[Collected data entries]
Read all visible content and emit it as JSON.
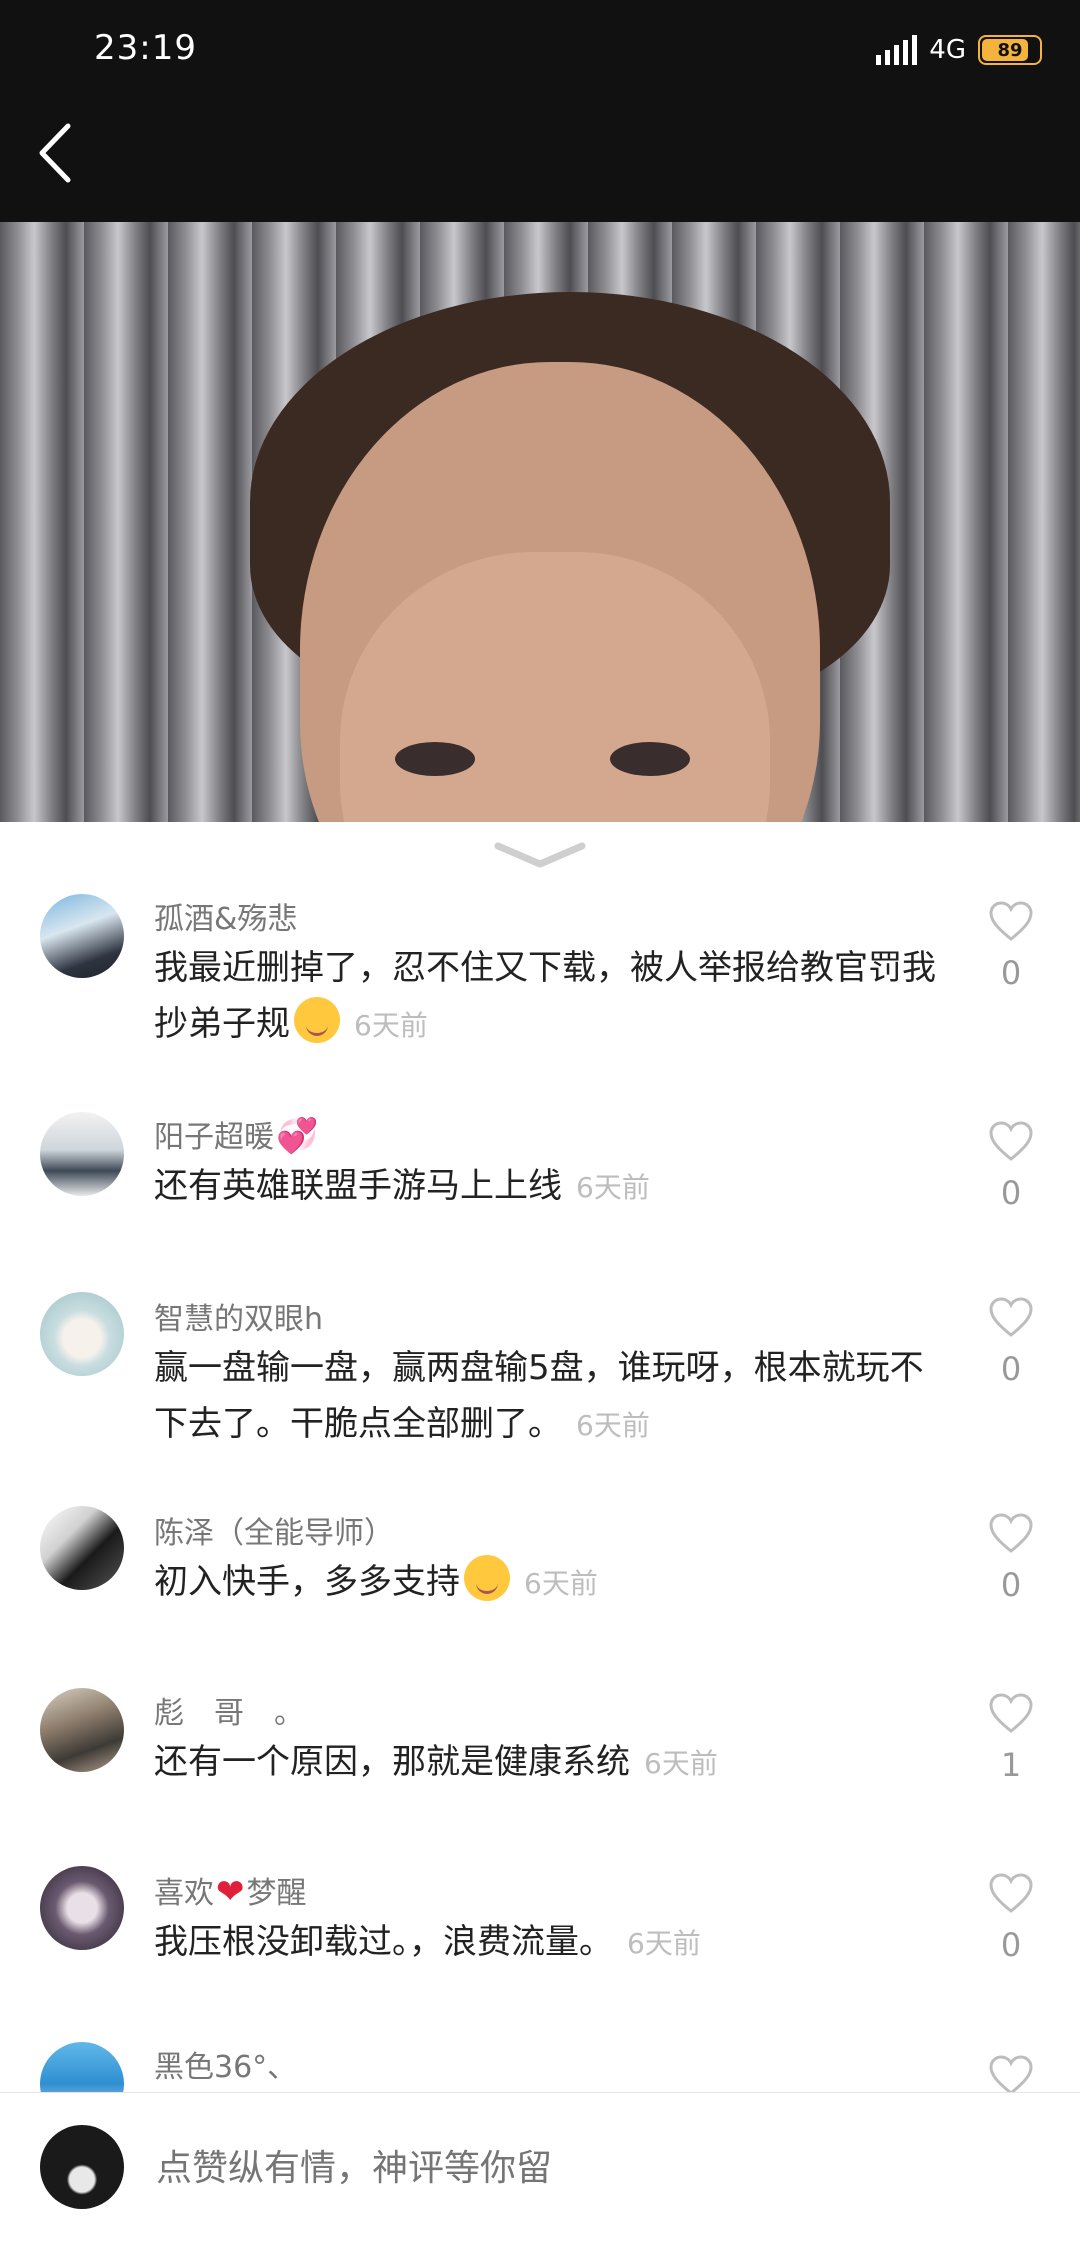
{
  "status_bar": {
    "time": "23:19",
    "network": "4G",
    "battery": "89",
    "battery_level": 0.89
  },
  "comments": [
    {
      "name": "孤酒&殇悲",
      "text": "我最近删掉了，忍不住又下载，被人举报给教官罚我抄弟子规",
      "emoji": "laughing-emoji",
      "time": "6天前",
      "likes": "0"
    },
    {
      "name": "阳子超暖",
      "name_icon": "hearts-emoji",
      "text": "还有英雄联盟手游马上上线",
      "time": "6天前",
      "likes": "0"
    },
    {
      "name": "智慧的双眼h",
      "text": "赢一盘输一盘，赢两盘输5盘，谁玩呀，根本就玩不下去了。干脆点全部删了。",
      "time": "6天前",
      "likes": "0"
    },
    {
      "name": "陈泽（全能导师）",
      "text": "初入快手，多多支持",
      "emoji": "smile-emoji",
      "time": "6天前",
      "likes": "0"
    },
    {
      "name": "彪　哥　。",
      "text": "还有一个原因，那就是健康系统",
      "time": "6天前",
      "likes": "1"
    },
    {
      "name_a": "喜欢",
      "name_heart": "❤",
      "name_b": "梦醒",
      "text": "我压根没卸载过。，浪费流量。",
      "time": "6天前",
      "likes": "0"
    },
    {
      "name": "黑色36°、"
    }
  ],
  "input": {
    "placeholder": "点赞纵有情，神评等你留"
  },
  "colors": {
    "header_bg": "#111111",
    "battery": "#f3b33d",
    "heart_inline": "#e0203a"
  }
}
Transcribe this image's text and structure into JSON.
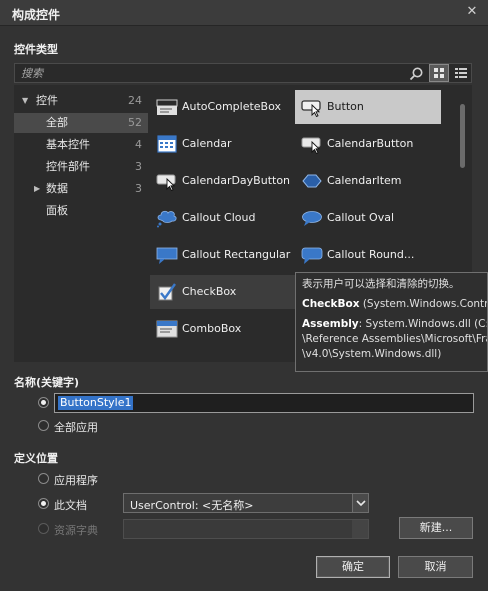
{
  "window": {
    "title": "构成控件"
  },
  "icons": {
    "close": "close-icon",
    "search": "search-icon",
    "grid_view": "grid-view-icon",
    "list_view": "list-view-icon"
  },
  "controls_section": {
    "label": "控件类型"
  },
  "search": {
    "placeholder": "搜索",
    "value": ""
  },
  "categories": [
    {
      "label": "控件",
      "count": "24",
      "arrow": "▼",
      "selected": false
    },
    {
      "label": "全部",
      "count": "52",
      "arrow": "",
      "selected": true
    },
    {
      "label": "基本控件",
      "count": "4",
      "arrow": "",
      "selected": false
    },
    {
      "label": "控件部件",
      "count": "3",
      "arrow": "",
      "selected": false
    },
    {
      "label": "数据",
      "count": "3",
      "arrow": "▶",
      "selected": false
    },
    {
      "label": "面板",
      "count": "",
      "arrow": "",
      "selected": false
    }
  ],
  "controls": [
    {
      "label": "AutoCompleteBox",
      "icon": "autocompletebox-icon"
    },
    {
      "label": "Button",
      "icon": "button-icon",
      "selected": true
    },
    {
      "label": "Calendar",
      "icon": "calendar-icon"
    },
    {
      "label": "CalendarButton",
      "icon": "calendarbutton-icon"
    },
    {
      "label": "CalendarDayButton",
      "icon": "calendardaybutton-icon"
    },
    {
      "label": "CalendarItem",
      "icon": "calendaritem-icon"
    },
    {
      "label": "Callout Cloud",
      "icon": "callout-cloud-icon"
    },
    {
      "label": "Callout Oval",
      "icon": "callout-oval-icon"
    },
    {
      "label": "Callout Rectangular",
      "icon": "callout-rectangular-icon"
    },
    {
      "label": "Callout  Round...",
      "icon": "callout-rounded-icon"
    },
    {
      "label": "CheckBox",
      "icon": "checkbox-icon",
      "hover": true
    },
    {
      "label": "",
      "icon": ""
    },
    {
      "label": "ComboBox",
      "icon": "combobox-icon"
    }
  ],
  "tooltip": {
    "description": "表示用户可以选择和清除的切换。",
    "type_name": "CheckBox",
    "type_detail": " (System.Windows.Controls.CheckBox)",
    "assembly_label": "Assembly",
    "assembly_line1": ": System.Windows.dll (C:\\Program Files",
    "assembly_line2": "\\Reference Assemblies\\Microsoft\\Framework\\Silverlight",
    "assembly_line3": "\\v4.0\\System.Windows.dll)"
  },
  "name_section": {
    "label": "名称(关键字)",
    "name_value": "ButtonStyle1",
    "apply_all_label": "全部应用"
  },
  "define_section": {
    "label": "定义位置",
    "application_label": "应用程序",
    "this_document_label": "此文档",
    "document_select_value": "UserControl: <无名称>",
    "resource_dictionary_label": "资源字典",
    "new_button": "新建..."
  },
  "footer": {
    "ok": "确定",
    "cancel": "取消"
  }
}
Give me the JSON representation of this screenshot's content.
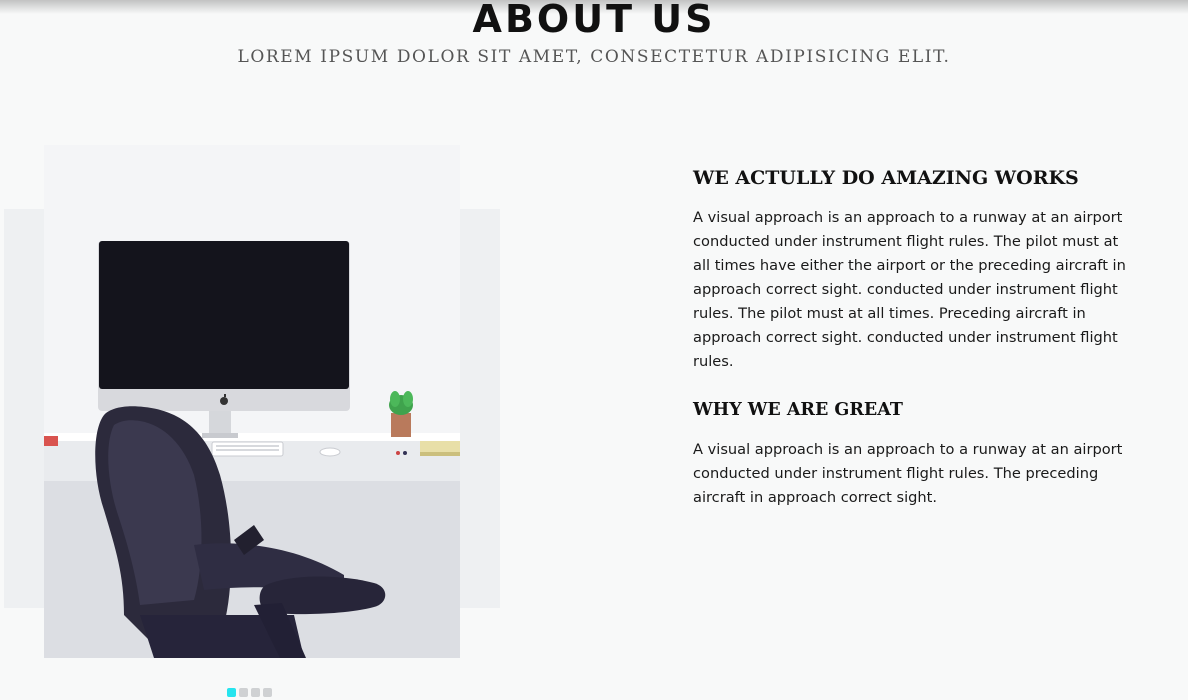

-- Task to complete --
Copy each line in full and exactly, omitting any picture.

-- Result of the exercise --
Read all visible content and emit it as JSON.
{
  "status_bar": {
    "time": "23:19",
    "network": "4G",
    "battery": "89",
    "battery_level": 0.89
  },
  "comments": [
    {
      "name": "孤酒&殇悲",
      "text": "我最近删掉了，忍不住又下载，被人举报给教官罚我抄弟子规",
      "emoji": "laughing-emoji",
      "time": "6天前",
      "likes": "0"
    },
    {
      "name": "阳子超暖",
      "name_icon": "hearts-emoji",
      "text": "还有英雄联盟手游马上上线",
      "time": "6天前",
      "likes": "0"
    },
    {
      "name": "智慧的双眼h",
      "text": "赢一盘输一盘，赢两盘输5盘，谁玩呀，根本就玩不下去了。干脆点全部删了。",
      "time": "6天前",
      "likes": "0"
    },
    {
      "name": "陈泽（全能导师）",
      "text": "初入快手，多多支持",
      "emoji": "smile-emoji",
      "time": "6天前",
      "likes": "0"
    },
    {
      "name": "彪　哥　。",
      "text": "还有一个原因，那就是健康系统",
      "time": "6天前",
      "likes": "1"
    },
    {
      "name_a": "喜欢",
      "name_heart": "❤",
      "name_b": "梦醒",
      "text": "我压根没卸载过。，浪费流量。",
      "time": "6天前",
      "likes": "0"
    },
    {
      "name": "黑色36°、"
    }
  ],
  "input": {
    "placeholder": "点赞纵有情，神评等你留"
  },
  "colors": {
    "header_bg": "#111111",
    "battery": "#f3b33d",
    "heart_inline": "#e0203a"
  }
}
Transcribe this image's text and structure into JSON.
{
  "window": {
    "title": "构成控件"
  },
  "icons": {
    "close": "close-icon",
    "search": "search-icon",
    "grid_view": "grid-view-icon",
    "list_view": "list-view-icon"
  },
  "controls_section": {
    "label": "控件类型"
  },
  "search": {
    "placeholder": "搜索",
    "value": ""
  },
  "categories": [
    {
      "label": "控件",
      "count": "24",
      "arrow": "▼",
      "selected": false
    },
    {
      "label": "全部",
      "count": "52",
      "arrow": "",
      "selected": true
    },
    {
      "label": "基本控件",
      "count": "4",
      "arrow": "",
      "selected": false
    },
    {
      "label": "控件部件",
      "count": "3",
      "arrow": "",
      "selected": false
    },
    {
      "label": "数据",
      "count": "3",
      "arrow": "▶",
      "selected": false
    },
    {
      "label": "面板",
      "count": "",
      "arrow": "",
      "selected": false
    }
  ],
  "controls": [
    {
      "label": "AutoCompleteBox",
      "icon": "autocompletebox-icon"
    },
    {
      "label": "Button",
      "icon": "button-icon",
      "selected": true
    },
    {
      "label": "Calendar",
      "icon": "calendar-icon"
    },
    {
      "label": "CalendarButton",
      "icon": "calendarbutton-icon"
    },
    {
      "label": "CalendarDayButton",
      "icon": "calendardaybutton-icon"
    },
    {
      "label": "CalendarItem",
      "icon": "calendaritem-icon"
    },
    {
      "label": "Callout Cloud",
      "icon": "callout-cloud-icon"
    },
    {
      "label": "Callout Oval",
      "icon": "callout-oval-icon"
    },
    {
      "label": "Callout Rectangular",
      "icon": "callout-rectangular-icon"
    },
    {
      "label": "Callout  Round...",
      "icon": "callout-rounded-icon"
    },
    {
      "label": "CheckBox",
      "icon": "checkbox-icon",
      "hover": true
    },
    {
      "label": "",
      "icon": ""
    },
    {
      "label": "ComboBox",
      "icon": "combobox-icon"
    }
  ],
  "tooltip": {
    "description": "表示用户可以选择和清除的切换。",
    "type_name": "CheckBox",
    "type_detail": " (System.Windows.Controls.CheckBox)",
    "assembly_label": "Assembly",
    "assembly_line1": ": System.Windows.dll (C:\\Program Files",
    "assembly_line2": "\\Reference Assemblies\\Microsoft\\Framework\\Silverlight",
    "assembly_line3": "\\v4.0\\System.Windows.dll)"
  },
  "name_section": {
    "label": "名称(关键字)",
    "name_value": "ButtonStyle1",
    "apply_all_label": "全部应用"
  },
  "define_section": {
    "label": "定义位置",
    "application_label": "应用程序",
    "this_document_label": "此文档",
    "document_select_value": "UserControl: <无名称>",
    "resource_dictionary_label": "资源字典",
    "new_button": "新建..."
  },
  "footer": {
    "ok": "确定",
    "cancel": "取消"
  }
}
Give me the JSON representation of this screenshot's content.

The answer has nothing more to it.